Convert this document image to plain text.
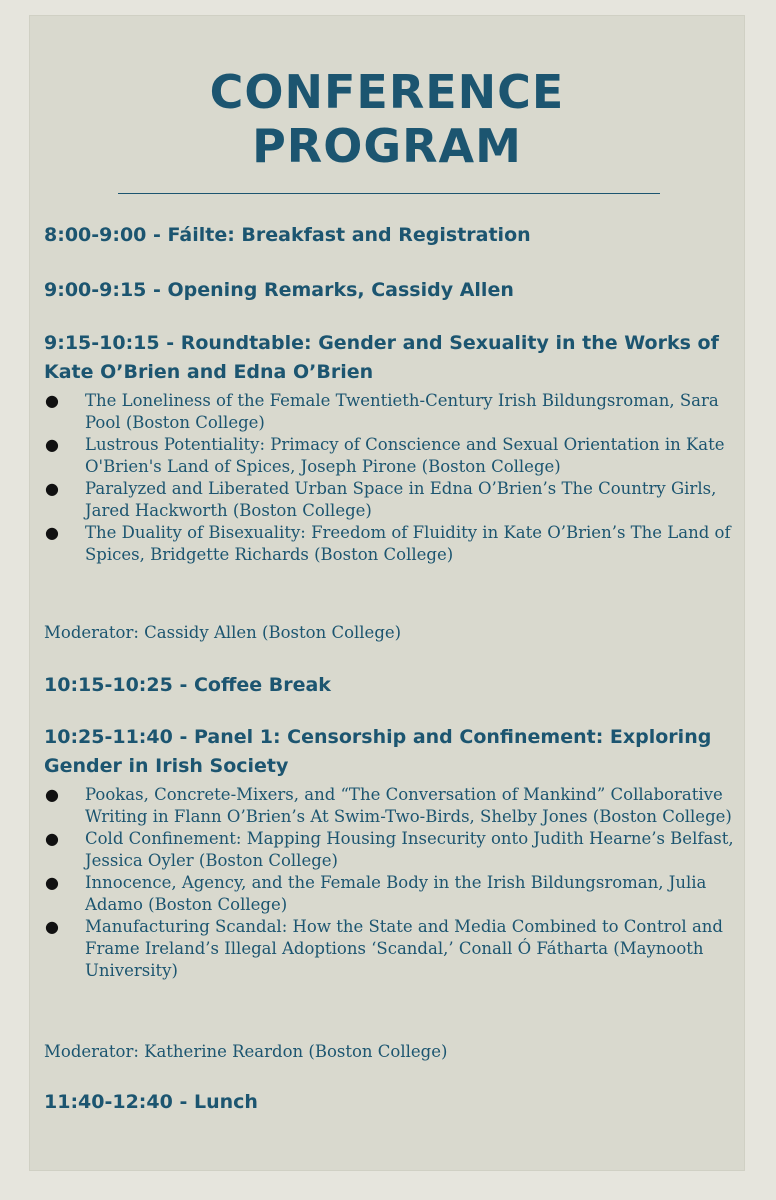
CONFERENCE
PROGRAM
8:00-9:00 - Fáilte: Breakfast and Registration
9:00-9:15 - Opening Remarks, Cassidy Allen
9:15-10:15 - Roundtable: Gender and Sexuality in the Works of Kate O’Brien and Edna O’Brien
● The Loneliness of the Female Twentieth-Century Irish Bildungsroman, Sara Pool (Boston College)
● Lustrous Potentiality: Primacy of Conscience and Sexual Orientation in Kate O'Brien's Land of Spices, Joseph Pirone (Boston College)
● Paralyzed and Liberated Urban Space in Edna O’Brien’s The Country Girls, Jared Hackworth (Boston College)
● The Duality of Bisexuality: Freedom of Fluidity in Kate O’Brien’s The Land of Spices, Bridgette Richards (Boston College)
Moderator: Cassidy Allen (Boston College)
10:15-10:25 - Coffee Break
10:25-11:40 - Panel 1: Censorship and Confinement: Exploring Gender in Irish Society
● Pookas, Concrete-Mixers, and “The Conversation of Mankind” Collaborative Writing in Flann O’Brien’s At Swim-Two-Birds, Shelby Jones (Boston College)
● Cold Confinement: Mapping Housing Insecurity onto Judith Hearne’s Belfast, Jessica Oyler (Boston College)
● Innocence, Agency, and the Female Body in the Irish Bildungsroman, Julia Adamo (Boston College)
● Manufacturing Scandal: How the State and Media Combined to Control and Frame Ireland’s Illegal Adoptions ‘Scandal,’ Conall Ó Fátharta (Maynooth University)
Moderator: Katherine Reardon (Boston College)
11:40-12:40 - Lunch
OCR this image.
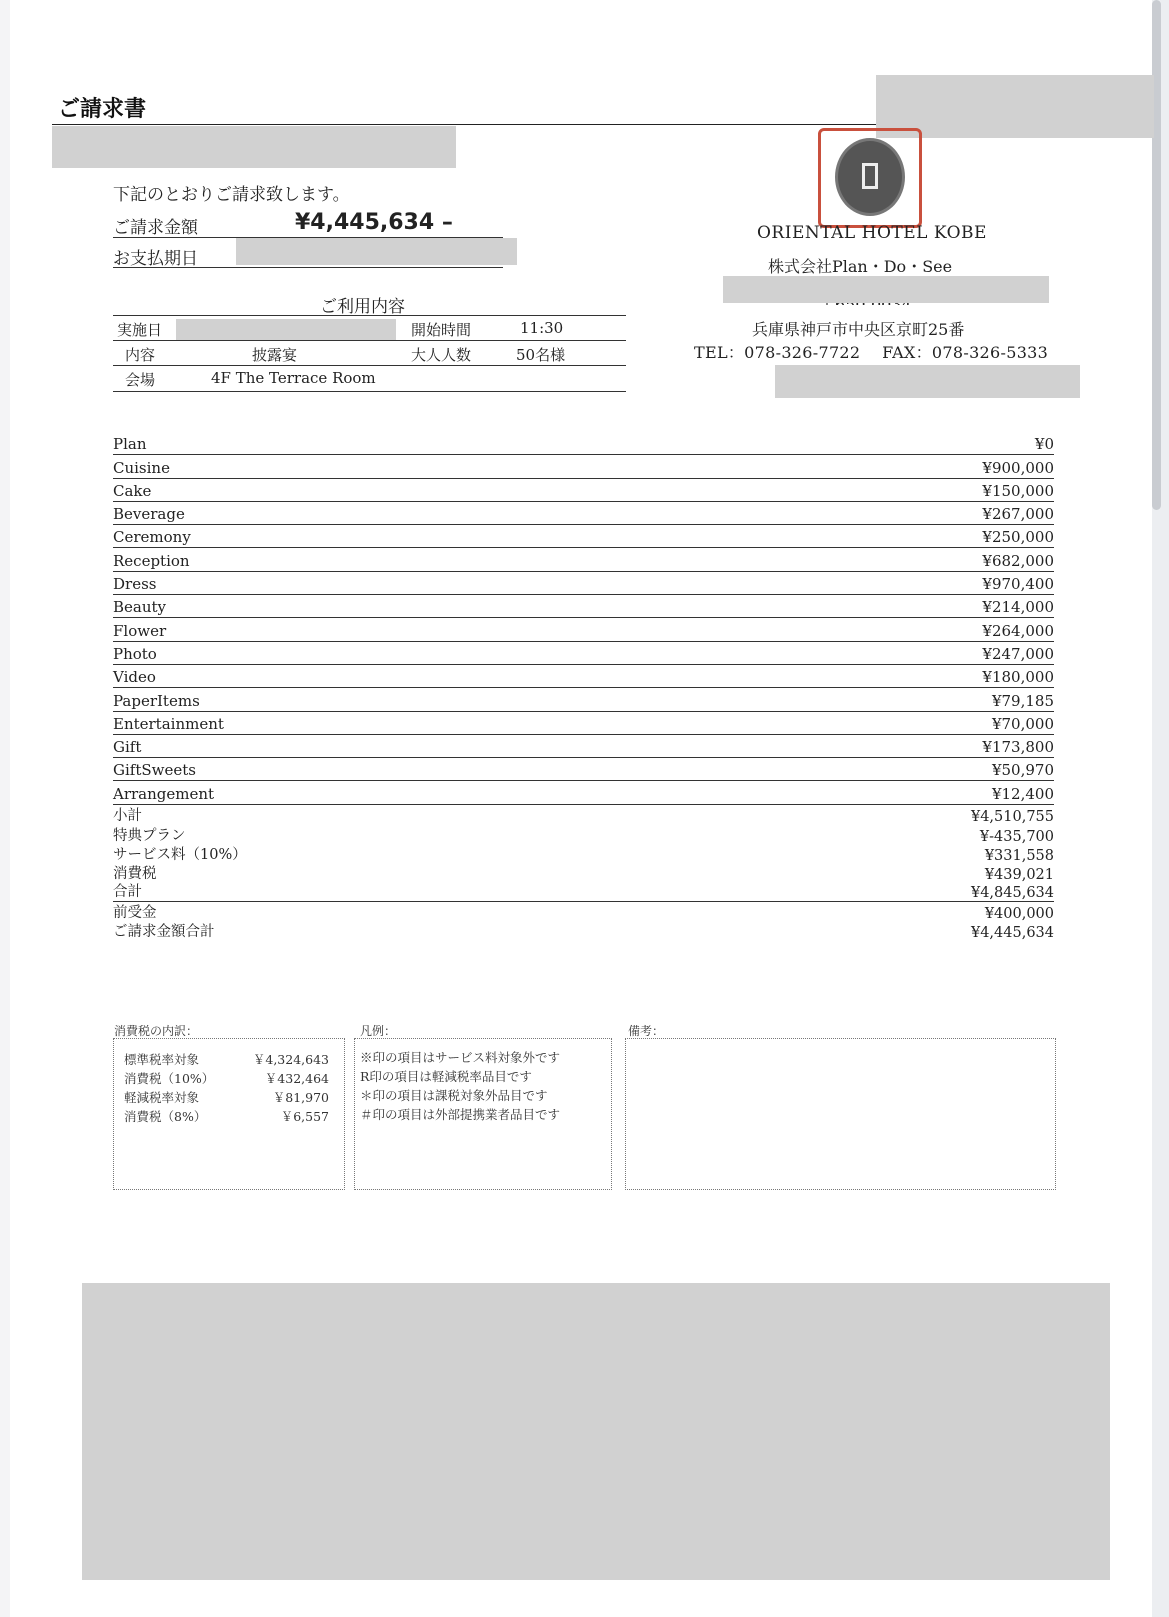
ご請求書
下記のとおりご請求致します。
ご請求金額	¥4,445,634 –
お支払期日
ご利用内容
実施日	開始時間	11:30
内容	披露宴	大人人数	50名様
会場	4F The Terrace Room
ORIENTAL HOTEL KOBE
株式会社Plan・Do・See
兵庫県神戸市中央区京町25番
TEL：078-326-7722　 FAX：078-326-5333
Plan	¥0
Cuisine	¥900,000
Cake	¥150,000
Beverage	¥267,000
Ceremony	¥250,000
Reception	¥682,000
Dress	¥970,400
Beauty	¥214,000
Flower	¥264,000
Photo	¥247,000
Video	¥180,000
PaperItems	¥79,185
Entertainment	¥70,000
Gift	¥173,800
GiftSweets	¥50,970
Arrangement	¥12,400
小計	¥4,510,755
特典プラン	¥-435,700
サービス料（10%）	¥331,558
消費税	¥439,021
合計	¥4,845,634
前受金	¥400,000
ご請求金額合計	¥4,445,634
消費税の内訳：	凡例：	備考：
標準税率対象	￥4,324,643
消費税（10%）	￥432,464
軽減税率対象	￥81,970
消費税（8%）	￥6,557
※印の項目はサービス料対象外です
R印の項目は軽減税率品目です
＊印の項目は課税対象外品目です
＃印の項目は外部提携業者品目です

__________________________________________________

_Job_.
Make an exact copy of the records above, with the pictures left out.

_Exercise solution_.
Convert this document image to plain text.
CONFERENCE
PROGRAM
8:00-9:00 - Fáilte: Breakfast and Registration
9:00-9:15 - Opening Remarks, Cassidy Allen
9:15-10:15 - Roundtable: Gender and Sexuality in the Works of Kate O’Brien and Edna O’Brien
● The Loneliness of the Female Twentieth-Century Irish Bildungsroman, Sara Pool (Boston College)
● Lustrous Potentiality: Primacy of Conscience and Sexual Orientation in Kate O'Brien's Land of Spices, Joseph Pirone (Boston College)
● Paralyzed and Liberated Urban Space in Edna O’Brien’s The Country Girls, Jared Hackworth (Boston College)
● The Duality of Bisexuality: Freedom of Fluidity in Kate O’Brien’s The Land of Spices, Bridgette Richards (Boston College)
Moderator: Cassidy Allen (Boston College)
10:15-10:25 - Coffee Break
10:25-11:40 - Panel 1: Censorship and Confinement: Exploring Gender in Irish Society
● Pookas, Concrete-Mixers, and “The Conversation of Mankind” Collaborative Writing in Flann O’Brien’s At Swim-Two-Birds, Shelby Jones (Boston College)
● Cold Confinement: Mapping Housing Insecurity onto Judith Hearne’s Belfast, Jessica Oyler (Boston College)
● Innocence, Agency, and the Female Body in the Irish Bildungsroman, Julia Adamo (Boston College)
● Manufacturing Scandal: How the State and Media Combined to Control and Frame Ireland’s Illegal Adoptions ‘Scandal,’ Conall Ó Fátharta (Maynooth University)
Moderator: Katherine Reardon (Boston College)
11:40-12:40 - Lunch
OCR this image.
ご請求書
下記のとおりご請求致します。
ご請求金額	¥4,445,634 –
お支払期日
ご利用内容
実施日	開始時間	11:30
内容	披露宴	大人人数	50名様
会場	4F The Terrace Room
ORIENTAL HOTEL KOBE
株式会社Plan・Do・See
兵庫県神戸市中央区京町25番
TEL：078-326-7722　 FAX：078-326-5333
Plan	¥0
Cuisine	¥900,000
Cake	¥150,000
Beverage	¥267,000
Ceremony	¥250,000
Reception	¥682,000
Dress	¥970,400
Beauty	¥214,000
Flower	¥264,000
Photo	¥247,000
Video	¥180,000
PaperItems	¥79,185
Entertainment	¥70,000
Gift	¥173,800
GiftSweets	¥50,970
Arrangement	¥12,400
小計	¥4,510,755
特典プラン	¥-435,700
サービス料（10%）	¥331,558
消費税	¥439,021
合計	¥4,845,634
前受金	¥400,000
ご請求金額合計	¥4,445,634
消費税の内訳：	凡例：	備考：
標準税率対象	￥4,324,643
消費税（10%）	￥432,464
軽減税率対象	￥81,970
消費税（8%）	￥6,557
※印の項目はサービス料対象外です
R印の項目は軽減税率品目です
＊印の項目は課税対象外品目です
＃印の項目は外部提携業者品目です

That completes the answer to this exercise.